Task details. Records follow. Pull out every line that contains "parents".

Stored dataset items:
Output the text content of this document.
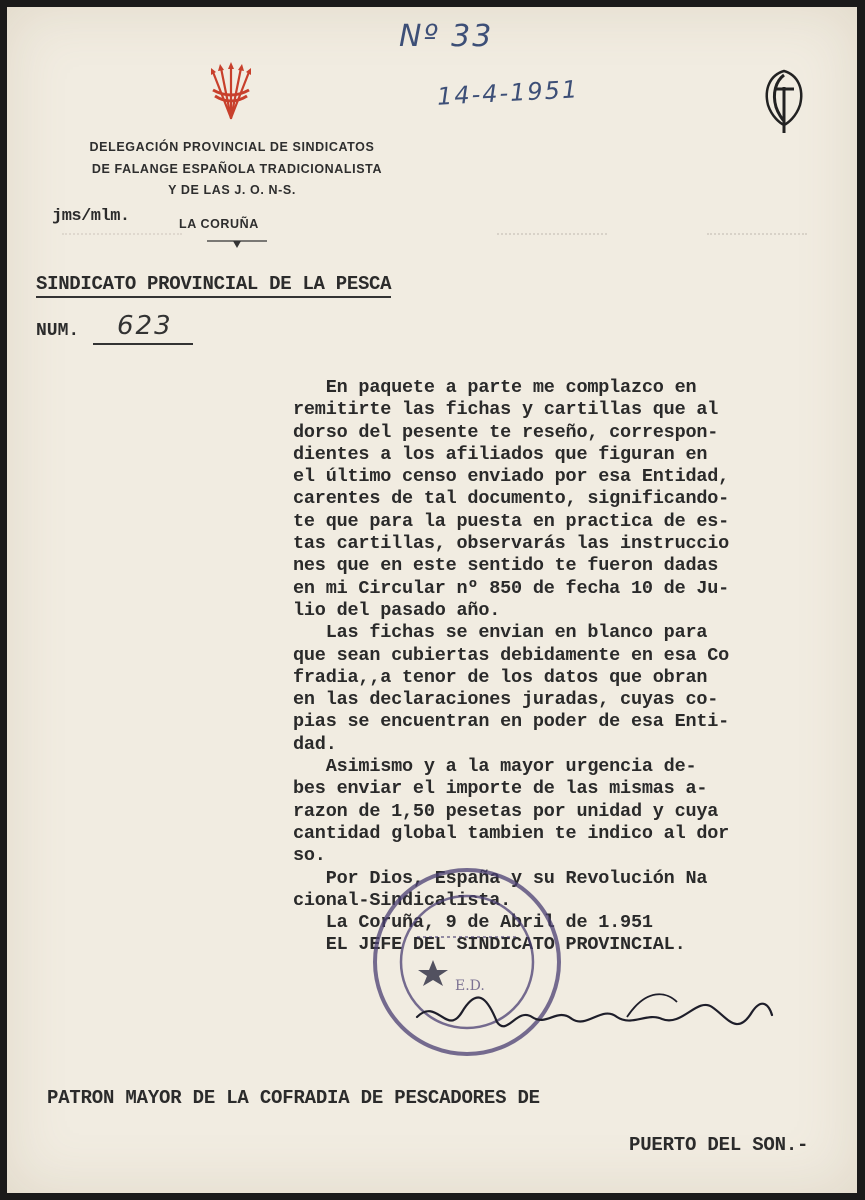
Nº 33
14-4-1951
DELEGACIÓN PROVINCIAL DE SINDICATOS
DE FALANGE ESPAÑOLA TRADICIONALISTA
Y DE LAS J. O. N-S.
LA CORUÑA
jms/mlm.
SINDICATO PROVINCIAL DE LA PESCA
NUM. 623
En paquete a parte me complazco en
remitirte las fichas y cartillas que al
dorso del pesente te reseño, correspon-
dientes a los afiliados que figuran en
el último censo enviado por esa Entidad,
carentes de tal documento, significando-
te que para la puesta en practica de es-
tas cartillas, observarás las instruccio
nes que en este sentido te fueron dadas
en mi Circular nº 850 de fecha 10 de Ju-
lio del pasado año.
Las fichas se envian en blanco para
que sean cubiertas debidamente en esa Co
fradia,,a tenor de los datos que obran
en las declaraciones juradas, cuyas co-
pias se encuentran en poder de esa Enti-
dad.
Asimismo y a la mayor urgencia de-
bes enviar el importe de las mismas a-
razon de 1,50 pesetas por unidad y cuya
cantidad global tambien te indico al dor
so.
Por Dios, España y su Revolución Na
cional-Sindicalista.
La Coruña, 9 de Abril de 1.951
EL JEFE DEL SINDICATO PROVINCIAL.
E.D.
PATRON MAYOR DE LA COFRADIA DE PESCADORES DE
PUERTO DEL SON.-
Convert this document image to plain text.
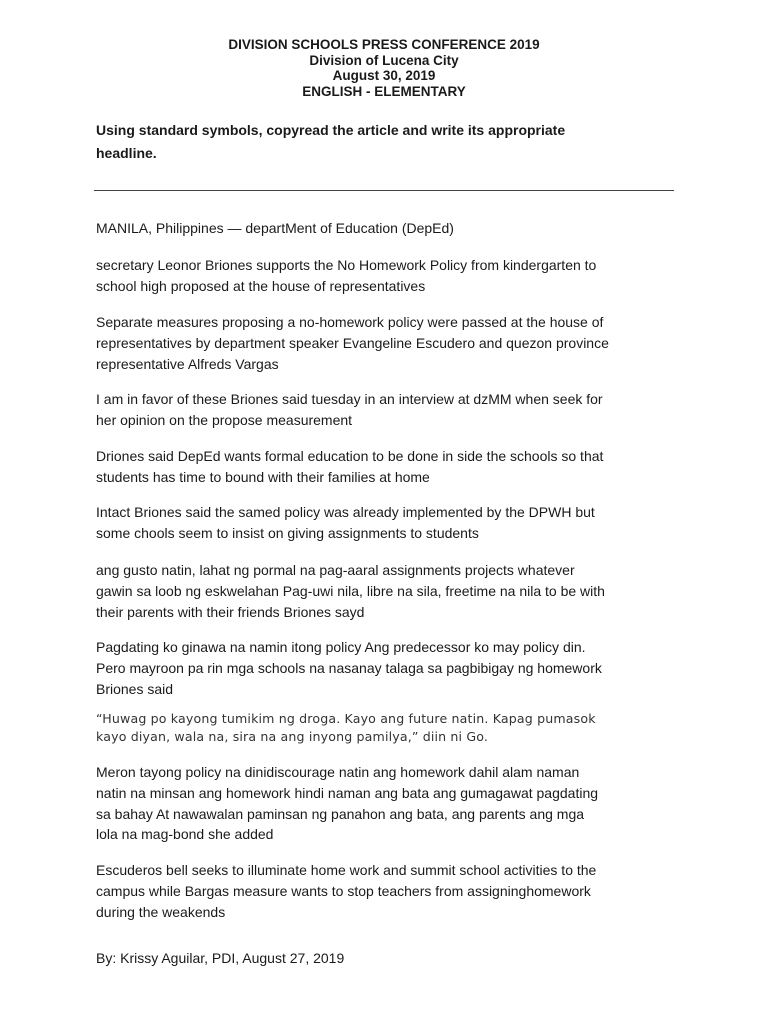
DIVISION SCHOOLS PRESS CONFERENCE 2019
Division of Lucena City
August 30, 2019
ENGLISH - ELEMENTARY
Using standard symbols, copyread the article and write its appropriate
headline.
MANILA, Philippines — departMent of Education (DepEd)
secretary Leonor Briones supports the No Homework Policy from kindergarten to
school high proposed at the house of representatives
Separate measures proposing a no-homework policy were passed at the house of
representatives by department speaker Evangeline Escudero and quezon province
representative Alfreds Vargas
I am in favor of these Briones said tuesday in an interview at dzMM when seek for
her opinion on the propose measurement
Driones said DepEd wants formal education to be done in side the schools so that
students has time to bound with their families at home
Intact Briones said the samed policy was already implemented by the DPWH but
some chools seem to insist on giving assignments to students
ang gusto natin, lahat ng pormal na pag-aaral assignments projects whatever
gawin sa loob ng eskwelahan Pag-uwi nila, libre na sila, freetime na nila to be with
their parents with their friends Briones sayd
Pagdating ko ginawa na namin itong policy Ang predecessor ko may policy din.
Pero mayroon pa rin mga schools na nasanay talaga sa pagbibigay ng homework
Briones said
“Huwag po kayong tumikim ng droga. Kayo ang future natin. Kapag pumasok
kayo diyan, wala na, sira na ang inyong pamilya,” diin ni Go.
Meron tayong policy na dinidiscourage natin ang homework dahil alam naman
natin na minsan ang homework hindi naman ang bata ang gumagawat pagdating
sa bahay At nawawalan paminsan ng panahon ang bata, ang parents ang mga
lola na mag-bond she added
Escuderos bell seeks to illuminate home work and summit school activities to the
campus while Bargas measure wants to stop teachers from assigninghomework
during the weakends
By: Krissy Aguilar, PDI, August 27, 2019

Finished answer.
their parents with their friends Briones sayd
sa bahay At nawawalan paminsan ng panahon ang bata, ang parents ang mga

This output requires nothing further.